**Document**:
---

You are viewing a plain text version of this content. The canonical link for it is here.
Posted to commits@dolphinscheduler.apache.org by GitBox <gi...@apache.org> on 2021/07/08 15:14:18 UTC
[GitHub] [dolphinscheduler] mgsky1 commented on issue #5752: [Feature][Module Name] Add Blocking Task

mgsky1 commented on issue #5752:
URL: https://github.com/apache/dolphinscheduler/issues/5752#issuecomment-876523723


   [English](#en) | [中文](#zh-ch)
   
   ## <a id='en'>Overview</a>
   
   First of all, I express my deep gratitude to @simsicon, @dailidong, @Jave-Chen and @shaojwu. Thank you for your interest in this feature and your advice!
   
   So for, the feedback received is more in favor of Solution I (modified based on existing nodes), but **I think Solution II (adding new node type) would be more suitable for DS**. I will discuss why I think the second solution is more suitable from the following two aspects.
   
   - Functionality (From basic functions and long-term plans)
   - Cost (From users and developers)
   
   ## Functionality
   
   ### Basic Functions
   
   In order to choose a solution properly, in my opinion, the baseline is reaching the basic functions. The goal of blocking task is that in the execution process in a workflow, **if encountered blocking task and the task met blocking requirements, the whole workflow should have been paused, otherwise, continued.**
   
   Obviously, **two of solutions will reach that goal.** In addition, in some sicuation, solution II will be better than solution I. Let me show you.

---

**Jobs**:
A - Which solution does the author of the blocking task comment consider more suitable for DS?
B - From the blocking task comment, pull out the passage that opens with the words containing "In order to" and closes with "me show you.".
The material after this point is unrelated to the blocking task comment.

**Listed records**:
---

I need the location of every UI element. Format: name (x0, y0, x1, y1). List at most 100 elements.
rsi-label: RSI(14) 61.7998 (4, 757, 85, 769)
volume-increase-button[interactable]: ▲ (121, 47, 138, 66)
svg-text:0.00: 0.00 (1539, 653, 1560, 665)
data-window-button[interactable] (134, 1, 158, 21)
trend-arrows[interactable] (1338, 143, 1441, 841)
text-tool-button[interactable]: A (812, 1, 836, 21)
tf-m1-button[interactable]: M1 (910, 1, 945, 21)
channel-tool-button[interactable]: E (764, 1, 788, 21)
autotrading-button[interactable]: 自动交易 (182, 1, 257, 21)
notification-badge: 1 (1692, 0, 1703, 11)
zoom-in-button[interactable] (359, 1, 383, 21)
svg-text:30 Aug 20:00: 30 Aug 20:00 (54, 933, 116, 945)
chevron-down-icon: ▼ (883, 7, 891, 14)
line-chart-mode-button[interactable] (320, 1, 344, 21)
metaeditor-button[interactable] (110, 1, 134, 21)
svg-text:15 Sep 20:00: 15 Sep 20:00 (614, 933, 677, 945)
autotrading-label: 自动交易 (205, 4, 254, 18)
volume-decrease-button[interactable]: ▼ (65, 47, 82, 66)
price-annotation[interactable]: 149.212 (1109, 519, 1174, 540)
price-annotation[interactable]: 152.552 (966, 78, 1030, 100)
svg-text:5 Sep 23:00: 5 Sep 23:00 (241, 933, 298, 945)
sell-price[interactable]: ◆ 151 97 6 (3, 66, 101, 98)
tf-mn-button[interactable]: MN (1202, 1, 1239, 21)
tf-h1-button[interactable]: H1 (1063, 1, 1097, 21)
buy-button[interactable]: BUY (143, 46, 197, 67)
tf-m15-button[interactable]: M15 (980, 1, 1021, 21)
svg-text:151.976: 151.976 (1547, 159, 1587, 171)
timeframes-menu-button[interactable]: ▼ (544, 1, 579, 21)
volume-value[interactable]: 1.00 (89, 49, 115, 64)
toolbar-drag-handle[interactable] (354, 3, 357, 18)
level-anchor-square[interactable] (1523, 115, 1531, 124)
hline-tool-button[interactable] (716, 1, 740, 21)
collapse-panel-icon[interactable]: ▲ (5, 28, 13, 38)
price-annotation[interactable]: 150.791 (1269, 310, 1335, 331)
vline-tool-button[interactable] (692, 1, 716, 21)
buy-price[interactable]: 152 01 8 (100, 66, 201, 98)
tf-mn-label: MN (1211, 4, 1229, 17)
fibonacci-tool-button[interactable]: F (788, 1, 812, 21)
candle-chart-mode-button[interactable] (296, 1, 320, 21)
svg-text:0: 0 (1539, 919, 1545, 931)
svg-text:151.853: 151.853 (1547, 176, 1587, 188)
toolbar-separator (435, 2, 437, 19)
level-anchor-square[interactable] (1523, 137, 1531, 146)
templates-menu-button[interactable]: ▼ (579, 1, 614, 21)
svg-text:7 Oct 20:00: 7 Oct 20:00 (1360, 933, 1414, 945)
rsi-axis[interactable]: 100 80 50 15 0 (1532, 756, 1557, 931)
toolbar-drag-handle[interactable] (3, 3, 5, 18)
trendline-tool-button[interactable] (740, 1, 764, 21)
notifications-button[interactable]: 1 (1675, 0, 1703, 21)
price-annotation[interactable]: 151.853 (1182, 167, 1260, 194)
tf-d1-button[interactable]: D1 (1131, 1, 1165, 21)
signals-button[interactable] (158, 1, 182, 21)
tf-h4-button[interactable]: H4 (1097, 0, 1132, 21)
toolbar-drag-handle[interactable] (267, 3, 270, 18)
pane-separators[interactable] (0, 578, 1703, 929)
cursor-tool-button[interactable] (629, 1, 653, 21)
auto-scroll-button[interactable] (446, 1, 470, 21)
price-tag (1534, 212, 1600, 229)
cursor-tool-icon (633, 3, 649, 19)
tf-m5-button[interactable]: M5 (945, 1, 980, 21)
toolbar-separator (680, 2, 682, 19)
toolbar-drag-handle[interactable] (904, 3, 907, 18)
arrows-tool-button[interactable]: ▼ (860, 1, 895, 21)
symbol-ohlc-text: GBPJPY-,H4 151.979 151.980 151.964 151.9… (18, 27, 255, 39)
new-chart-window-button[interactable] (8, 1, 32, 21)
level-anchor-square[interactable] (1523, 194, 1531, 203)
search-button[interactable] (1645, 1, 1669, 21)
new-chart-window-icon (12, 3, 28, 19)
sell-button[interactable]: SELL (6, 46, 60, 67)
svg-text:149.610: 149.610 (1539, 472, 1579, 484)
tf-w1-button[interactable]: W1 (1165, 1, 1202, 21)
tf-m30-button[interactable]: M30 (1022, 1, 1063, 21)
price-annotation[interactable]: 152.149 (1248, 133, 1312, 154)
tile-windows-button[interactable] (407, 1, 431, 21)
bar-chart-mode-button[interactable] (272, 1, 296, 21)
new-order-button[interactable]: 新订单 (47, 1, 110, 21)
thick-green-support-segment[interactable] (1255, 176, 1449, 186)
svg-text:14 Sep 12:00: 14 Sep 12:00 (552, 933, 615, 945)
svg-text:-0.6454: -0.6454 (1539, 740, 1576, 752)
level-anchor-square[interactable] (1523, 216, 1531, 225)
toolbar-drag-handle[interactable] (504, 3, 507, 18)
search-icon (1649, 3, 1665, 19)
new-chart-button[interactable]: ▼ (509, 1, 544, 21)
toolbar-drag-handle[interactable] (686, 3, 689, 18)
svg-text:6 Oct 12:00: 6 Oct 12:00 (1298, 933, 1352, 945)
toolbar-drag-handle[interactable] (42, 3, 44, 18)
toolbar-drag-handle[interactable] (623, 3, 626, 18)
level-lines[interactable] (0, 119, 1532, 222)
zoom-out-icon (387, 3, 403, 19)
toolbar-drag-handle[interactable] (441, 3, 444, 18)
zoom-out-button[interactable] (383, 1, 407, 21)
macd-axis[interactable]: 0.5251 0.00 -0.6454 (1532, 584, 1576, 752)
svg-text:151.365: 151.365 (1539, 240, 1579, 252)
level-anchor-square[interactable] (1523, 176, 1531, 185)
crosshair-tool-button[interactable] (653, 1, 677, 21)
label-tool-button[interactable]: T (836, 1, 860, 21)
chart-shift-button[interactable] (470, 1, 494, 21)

---

**Results for each task**:
A - Solution II, adding a new node type.

B -
In order to choose a solution properly, in my opinion, the baseline is reaching the basic functions. The goal of blocking task is that in the execution process in a workflow, **if encountered blocking task and the task met blocking requirements, the whole workflow should have been paused, otherwise, continued.**
   
   Obviously, **two of solutions will reach that goal.** In addition, in some sicuation, solution II will be better than solution I. Let me show you.